(Data records)
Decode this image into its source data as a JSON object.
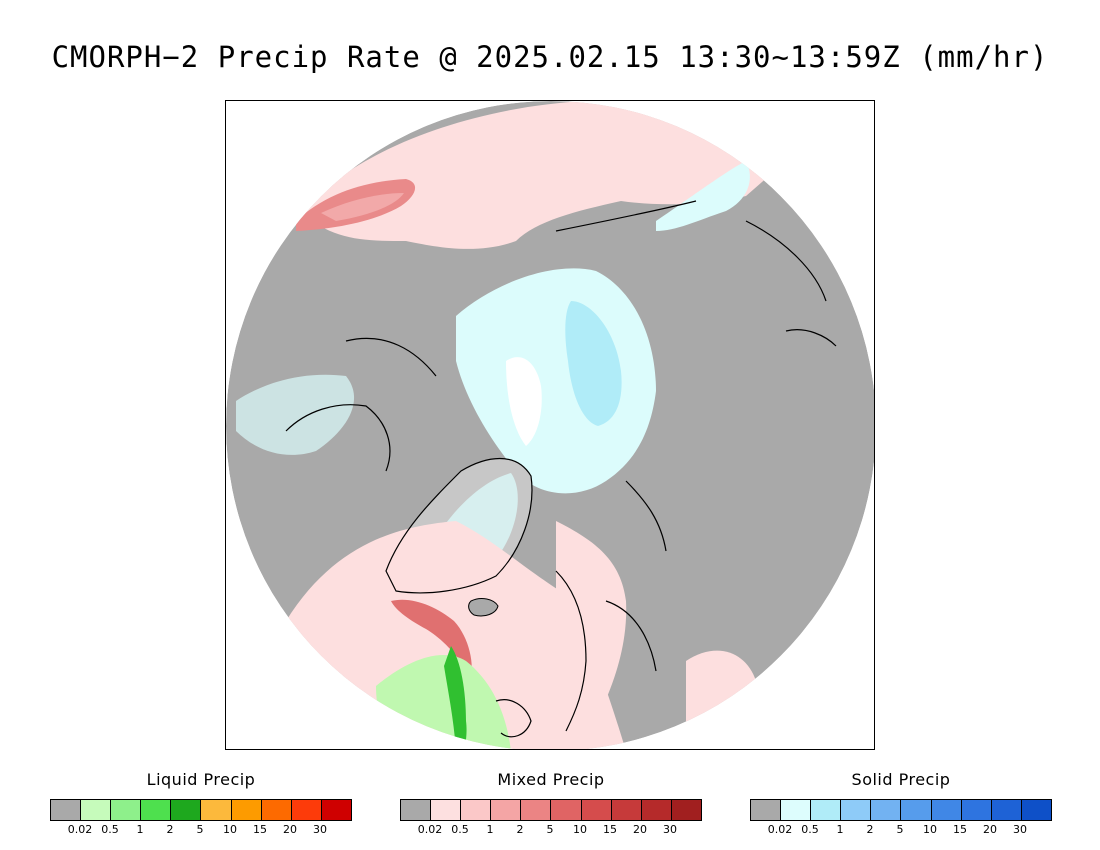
{
  "title": "CMORPH−2 Precip Rate @ 2025.02.15 13:30~13:59Z (mm/hr)",
  "map": {
    "projection": "north-polar-stereographic",
    "colors": {
      "land_no_precip": "#a9a9a9",
      "ocean_no_precip": "#ffffff",
      "mixed_light": "#fddfdf",
      "mixed_medium": "#f4a5a5",
      "mixed_heavy": "#e07070",
      "solid_light": "#dcfcfc",
      "solid_medium": "#b0ecf8",
      "liquid_light": "#c0f8b0",
      "liquid_medium": "#60e060",
      "liquid_heavy": "#20b020",
      "coastline": "#000000"
    }
  },
  "legends": [
    {
      "title": "Liquid Precip",
      "colors": [
        "#a9a9a9",
        "#c6fbbb",
        "#8ef08b",
        "#4ee04e",
        "#1ea81e",
        "#fcb93c",
        "#fd9b00",
        "#fd6a00",
        "#fd3b0a",
        "#cf0000"
      ],
      "ticks": [
        "0.02",
        "0.5",
        "1",
        "2",
        "5",
        "10",
        "15",
        "20",
        "30"
      ]
    },
    {
      "title": "Mixed Precip",
      "colors": [
        "#a9a9a9",
        "#fde0e0",
        "#fbc8c8",
        "#f4a5a5",
        "#eb8484",
        "#e06464",
        "#d54c4c",
        "#c63a3a",
        "#b52a2a",
        "#a11f1f"
      ],
      "ticks": [
        "0.02",
        "0.5",
        "1",
        "2",
        "5",
        "10",
        "15",
        "20",
        "30"
      ]
    },
    {
      "title": "Solid Precip",
      "colors": [
        "#a9a9a9",
        "#ddfdfd",
        "#b0ecf8",
        "#8ecbf8",
        "#72b2f2",
        "#569cec",
        "#4087e6",
        "#2e74e0",
        "#1e62d6",
        "#0e50c8"
      ],
      "ticks": [
        "0.02",
        "0.5",
        "1",
        "2",
        "5",
        "10",
        "15",
        "20",
        "30"
      ]
    }
  ]
}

• _TASK TO CARRY OUT_
Restate the whole listing above exactly, please, omitting every image.

• _FINAL ANSWER_
Decode this image into its source data as a JSON object.
{
  "title": "CMORPH−2 Precip Rate @ 2025.02.15 13:30~13:59Z (mm/hr)",
  "map": {
    "projection": "north-polar-stereographic",
    "colors": {
      "land_no_precip": "#a9a9a9",
      "ocean_no_precip": "#ffffff",
      "mixed_light": "#fddfdf",
      "mixed_medium": "#f4a5a5",
      "mixed_heavy": "#e07070",
      "solid_light": "#dcfcfc",
      "solid_medium": "#b0ecf8",
      "liquid_light": "#c0f8b0",
      "liquid_medium": "#60e060",
      "liquid_heavy": "#20b020",
      "coastline": "#000000"
    }
  },
  "legends": [
    {
      "title": "Liquid Precip",
      "colors": [
        "#a9a9a9",
        "#c6fbbb",
        "#8ef08b",
        "#4ee04e",
        "#1ea81e",
        "#fcb93c",
        "#fd9b00",
        "#fd6a00",
        "#fd3b0a",
        "#cf0000"
      ],
      "ticks": [
        "0.02",
        "0.5",
        "1",
        "2",
        "5",
        "10",
        "15",
        "20",
        "30"
      ]
    },
    {
      "title": "Mixed Precip",
      "colors": [
        "#a9a9a9",
        "#fde0e0",
        "#fbc8c8",
        "#f4a5a5",
        "#eb8484",
        "#e06464",
        "#d54c4c",
        "#c63a3a",
        "#b52a2a",
        "#a11f1f"
      ],
      "ticks": [
        "0.02",
        "0.5",
        "1",
        "2",
        "5",
        "10",
        "15",
        "20",
        "30"
      ]
    },
    {
      "title": "Solid Precip",
      "colors": [
        "#a9a9a9",
        "#ddfdfd",
        "#b0ecf8",
        "#8ecbf8",
        "#72b2f2",
        "#569cec",
        "#4087e6",
        "#2e74e0",
        "#1e62d6",
        "#0e50c8"
      ],
      "ticks": [
        "0.02",
        "0.5",
        "1",
        "2",
        "5",
        "10",
        "15",
        "20",
        "30"
      ]
    }
  ]
}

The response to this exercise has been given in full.